**To do:** Leave out the pictures and copy every record exactly.

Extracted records
— Begin —

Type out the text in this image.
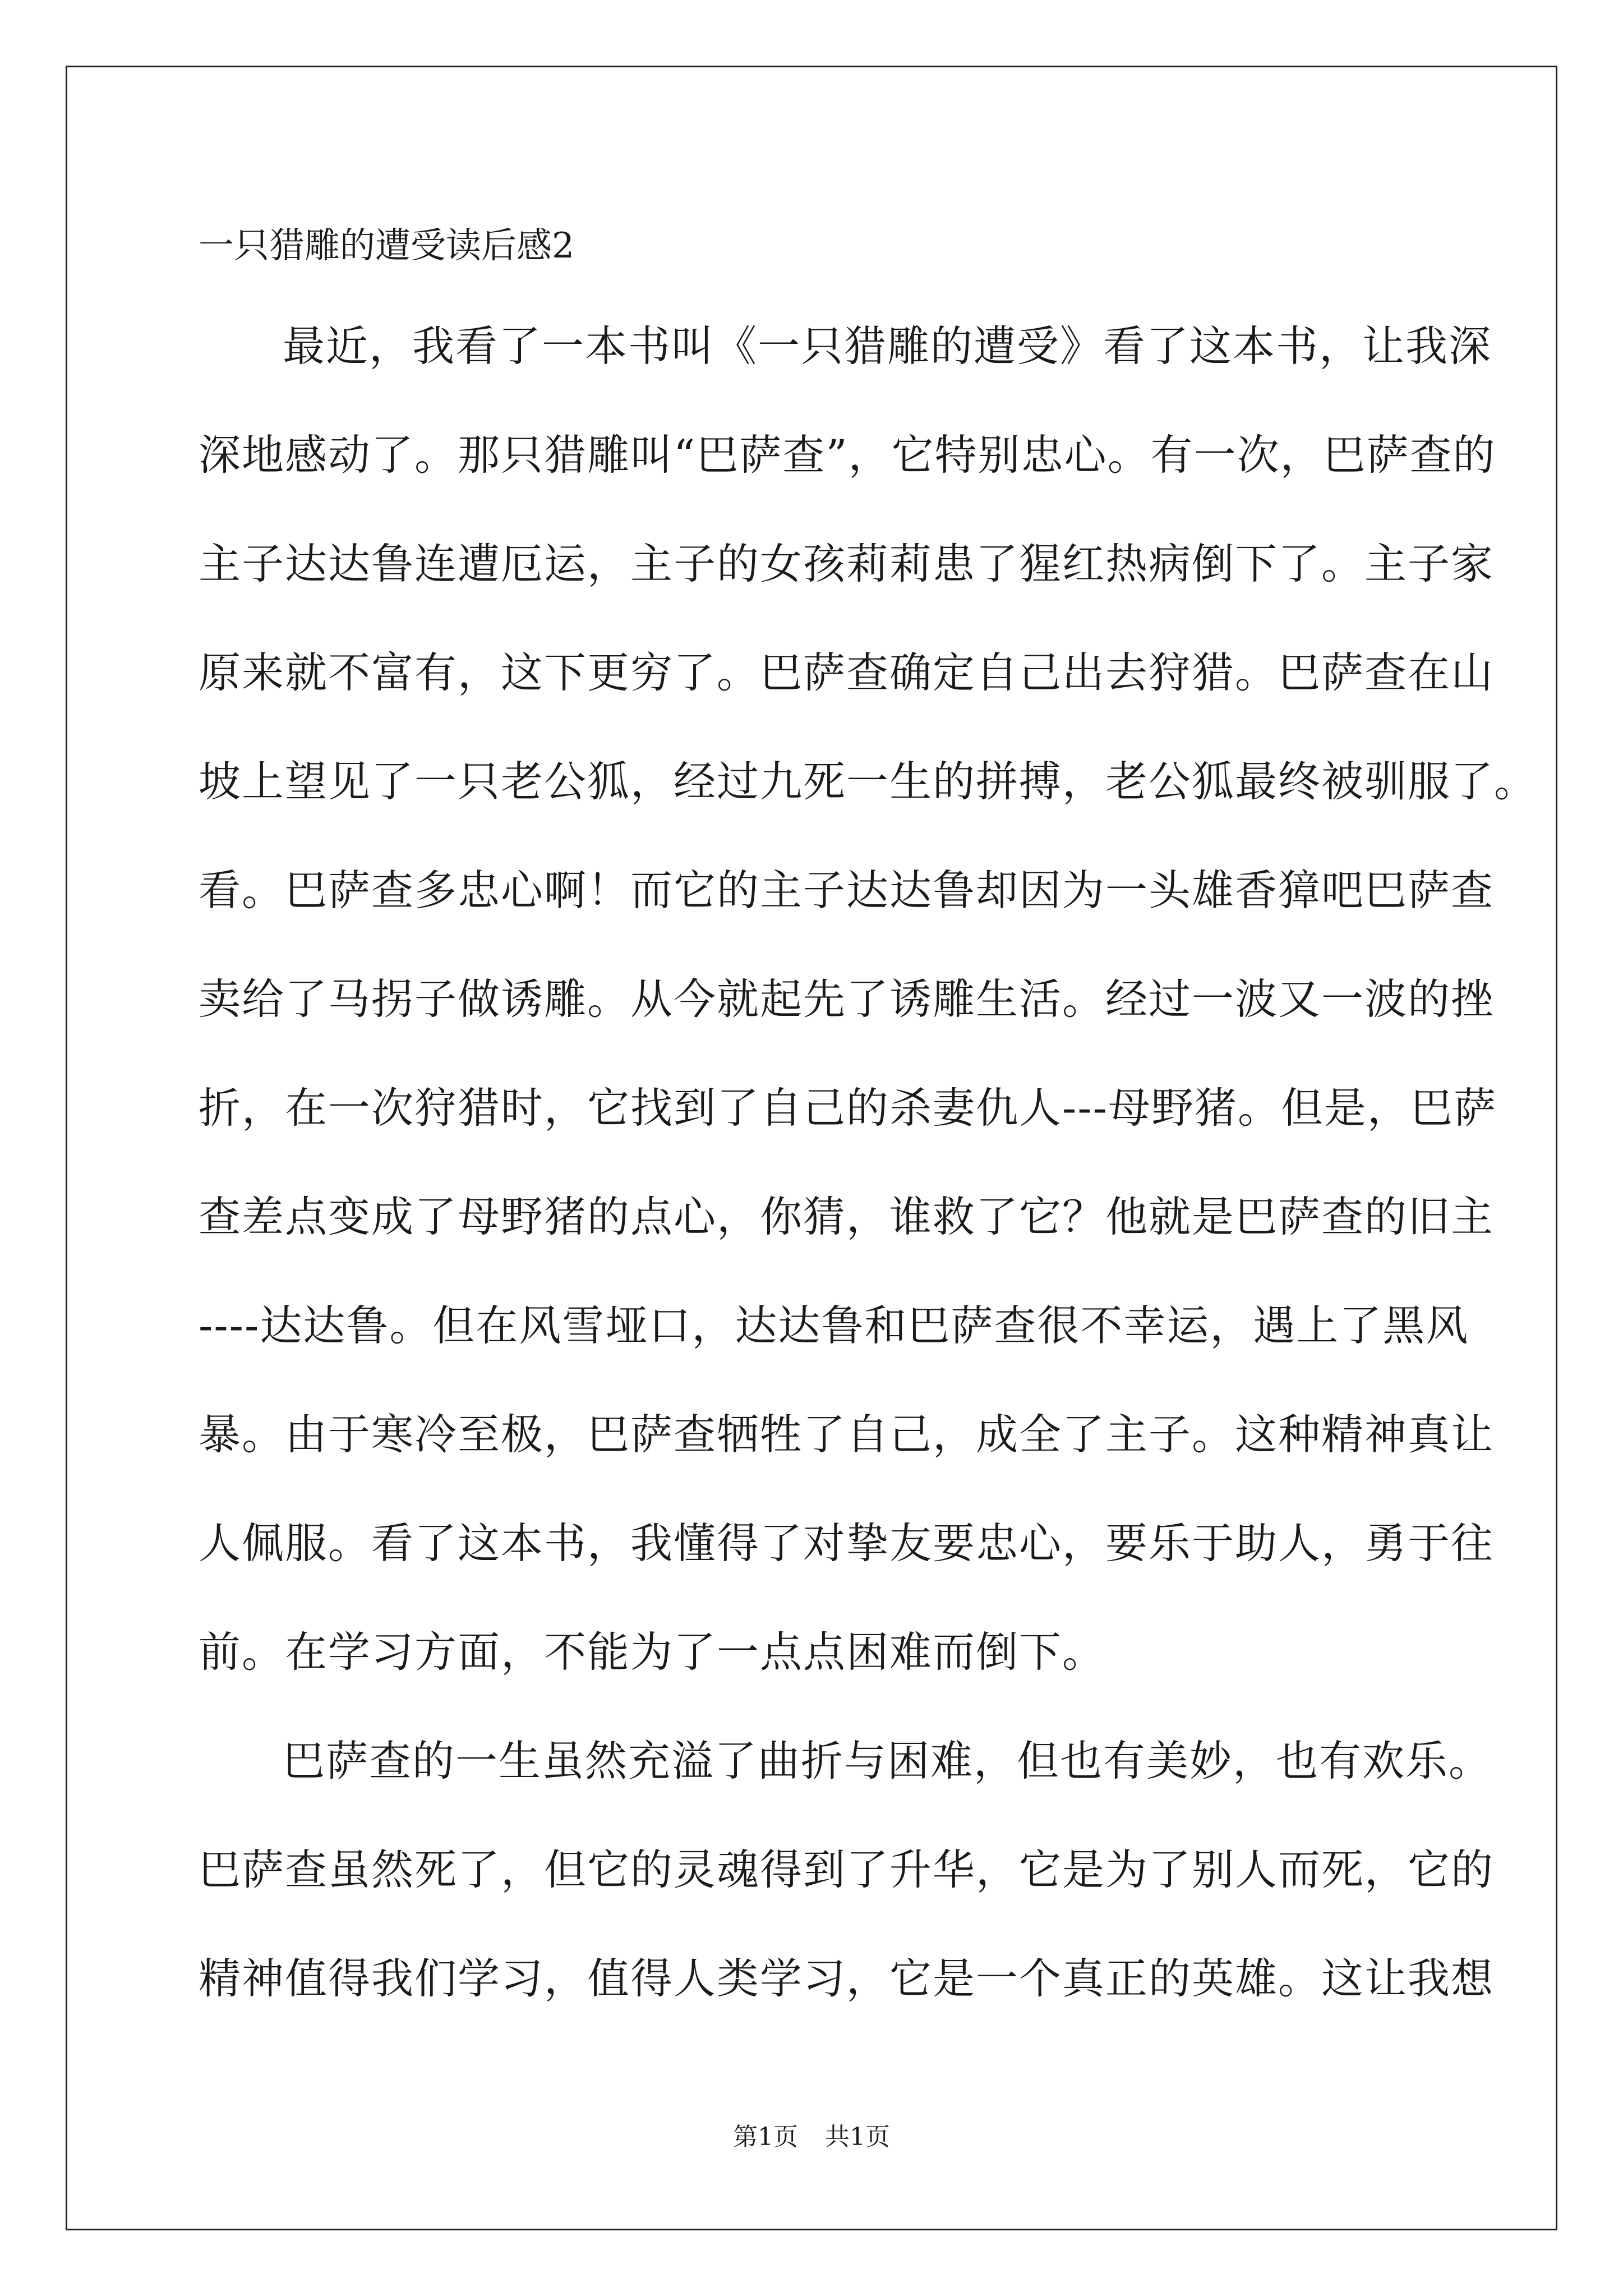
一只猎雕的遭受读后感2
最近，我看了一本书叫《一只猎雕的遭受》看了这本书，让我深
深地感动了。那只猎雕叫“巴萨查”，它特别忠心。有一次，巴萨查的
主子达达鲁连遭厄运，主子的女孩莉莉患了猩红热病倒下了。主子家
原来就不富有，这下更穷了。巴萨查确定自己出去狩猎。巴萨查在山
坡上望见了一只老公狐，经过九死一生的拼搏，老公狐最终被驯服了。
看。巴萨查多忠心啊！而它的主子达达鲁却因为一头雄香獐吧巴萨查
卖给了马拐子做诱雕。从今就起先了诱雕生活。经过一波又一波的挫
折，在一次狩猎时，它找到了自己的杀妻仇人---母野猪。但是，巴萨
查差点变成了母野猪的点心，你猜，谁救了它？他就是巴萨查的旧主
----达达鲁。但在风雪垭口，达达鲁和巴萨查很不幸运，遇上了黑风
暴。由于寒冷至极，巴萨查牺牲了自己，成全了主子。这种精神真让
人佩服。看了这本书，我懂得了对挚友要忠心，要乐于助人，勇于往
前。在学习方面，不能为了一点点困难而倒下。
巴萨查的一生虽然充溢了曲折与困难，但也有美妙，也有欢乐。
巴萨查虽然死了，但它的灵魂得到了升华，它是为了别人而死，它的
精神值得我们学习，值得人类学习，它是一个真正的英雄。这让我想
第1页 共1页
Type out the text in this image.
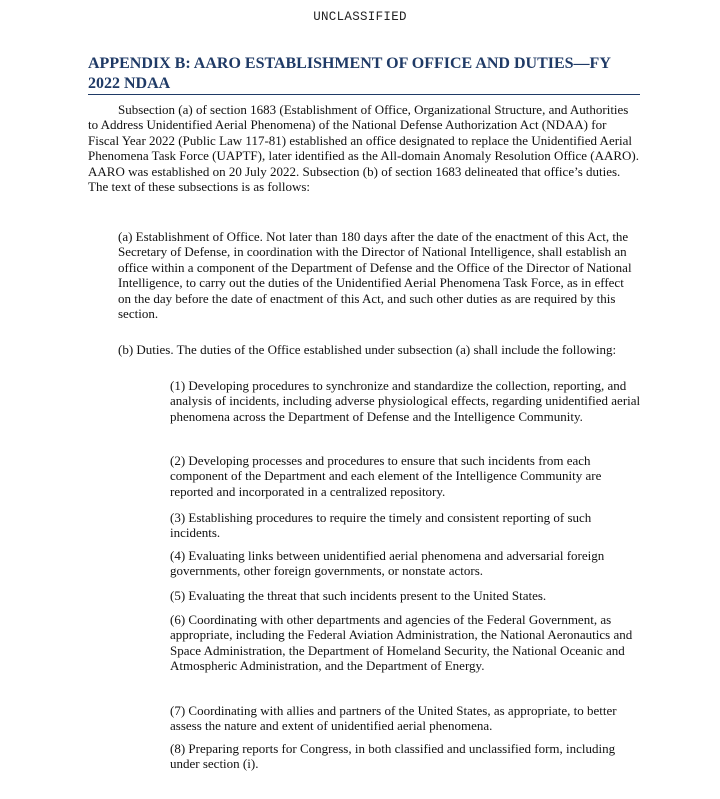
UNCLASSIFIED
APPENDIX B: AARO ESTABLISHMENT OF OFFICE AND DUTIES—FY 2022 NDAA

Subsection (a) of section 1683 (Establishment of Office, Organizational Structure, and Authorities to Address Unidentified Aerial Phenomena) of the National Defense Authorization Act (NDAA) for Fiscal Year 2022 (Public Law 117-81) established an office designated to replace the Unidentified Aerial Phenomena Task Force (UAPTF), later identified as the All-domain Anomaly Resolution Office (AARO). AARO was established on 20 July 2022. Subsection (b) of section 1683 delineated that office’s duties. The text of these subsections is as follows:

(a) Establishment of Office. Not later than 180 days after the date of the enactment of this Act, the Secretary of Defense, in coordination with the Director of National Intelligence, shall establish an office within a component of the Department of Defense and the Office of the Director of National Intelligence, to carry out the duties of the Unidentified Aerial Phenomena Task Force, as in effect on the day before the date of enactment of this Act, and such other duties as are required by this section.

(b) Duties. The duties of the Office established under subsection (a) shall include the following:

(1) Developing procedures to synchronize and standardize the collection, reporting, and analysis of incidents, including adverse physiological effects, regarding unidentified aerial phenomena across the Department of Defense and the Intelligence Community.

(2) Developing processes and procedures to ensure that such incidents from each component of the Department and each element of the Intelligence Community are reported and incorporated in a centralized repository.

(3) Establishing procedures to require the timely and consistent reporting of such incidents.

(4) Evaluating links between unidentified aerial phenomena and adversarial foreign governments, other foreign governments, or nonstate actors.

(5) Evaluating the threat that such incidents present to the United States.

(6) Coordinating with other departments and agencies of the Federal Government, as appropriate, including the Federal Aviation Administration, the National Aeronautics and Space Administration, the Department of Homeland Security, the National Oceanic and Atmospheric Administration, and the Department of Energy.

(7) Coordinating with allies and partners of the United States, as appropriate, to better assess the nature and extent of unidentified aerial phenomena.

(8) Preparing reports for Congress, in both classified and unclassified form, including under section (i).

— End —

**The response:**
Type out the text in this image.
一只猎雕的遭受读后感2
最近，我看了一本书叫《一只猎雕的遭受》看了这本书，让我深
深地感动了。那只猎雕叫“巴萨查”，它特别忠心。有一次，巴萨查的
主子达达鲁连遭厄运，主子的女孩莉莉患了猩红热病倒下了。主子家
原来就不富有，这下更穷了。巴萨查确定自己出去狩猎。巴萨查在山
坡上望见了一只老公狐，经过九死一生的拼搏，老公狐最终被驯服了。
看。巴萨查多忠心啊！而它的主子达达鲁却因为一头雄香獐吧巴萨查
卖给了马拐子做诱雕。从今就起先了诱雕生活。经过一波又一波的挫
折，在一次狩猎时，它找到了自己的杀妻仇人---母野猪。但是，巴萨
查差点变成了母野猪的点心，你猜，谁救了它？他就是巴萨查的旧主
----达达鲁。但在风雪垭口，达达鲁和巴萨查很不幸运，遇上了黑风
暴。由于寒冷至极，巴萨查牺牲了自己，成全了主子。这种精神真让
人佩服。看了这本书，我懂得了对挚友要忠心，要乐于助人，勇于往
前。在学习方面，不能为了一点点困难而倒下。
巴萨查的一生虽然充溢了曲折与困难，但也有美妙，也有欢乐。
巴萨查虽然死了，但它的灵魂得到了升华，它是为了别人而死，它的
精神值得我们学习，值得人类学习，它是一个真正的英雄。这让我想
第1页 共1页
Type out the text in this image.
UNCLASSIFIED
APPENDIX B: AARO ESTABLISHMENT OF OFFICE AND DUTIES—FY 2022 NDAA

Subsection (a) of section 1683 (Establishment of Office, Organizational Structure, and Authorities to Address Unidentified Aerial Phenomena) of the National Defense Authorization Act (NDAA) for Fiscal Year 2022 (Public Law 117-81) established an office designated to replace the Unidentified Aerial Phenomena Task Force (UAPTF), later identified as the All-domain Anomaly Resolution Office (AARO). AARO was established on 20 July 2022. Subsection (b) of section 1683 delineated that office’s duties. The text of these subsections is as follows:

(a) Establishment of Office. Not later than 180 days after the date of the enactment of this Act, the Secretary of Defense, in coordination with the Director of National Intelligence, shall establish an office within a component of the Department of Defense and the Office of the Director of National Intelligence, to carry out the duties of the Unidentified Aerial Phenomena Task Force, as in effect on the day before the date of enactment of this Act, and such other duties as are required by this section.

(b) Duties. The duties of the Office established under subsection (a) shall include the following:

(1) Developing procedures to synchronize and standardize the collection, reporting, and analysis of incidents, including adverse physiological effects, regarding unidentified aerial phenomena across the Department of Defense and the Intelligence Community.

(2) Developing processes and procedures to ensure that such incidents from each component of the Department and each element of the Intelligence Community are reported and incorporated in a centralized repository.

(3) Establishing procedures to require the timely and consistent reporting of such incidents.

(4) Evaluating links between unidentified aerial phenomena and adversarial foreign governments, other foreign governments, or nonstate actors.

(5) Evaluating the threat that such incidents present to the United States.

(6) Coordinating with other departments and agencies of the Federal Government, as appropriate, including the Federal Aviation Administration, the National Aeronautics and Space Administration, the Department of Homeland Security, the National Oceanic and Atmospheric Administration, and the Department of Energy.

(7) Coordinating with allies and partners of the United States, as appropriate, to better assess the nature and extent of unidentified aerial phenomena.

(8) Preparing reports for Congress, in both classified and unclassified form, including under section (i).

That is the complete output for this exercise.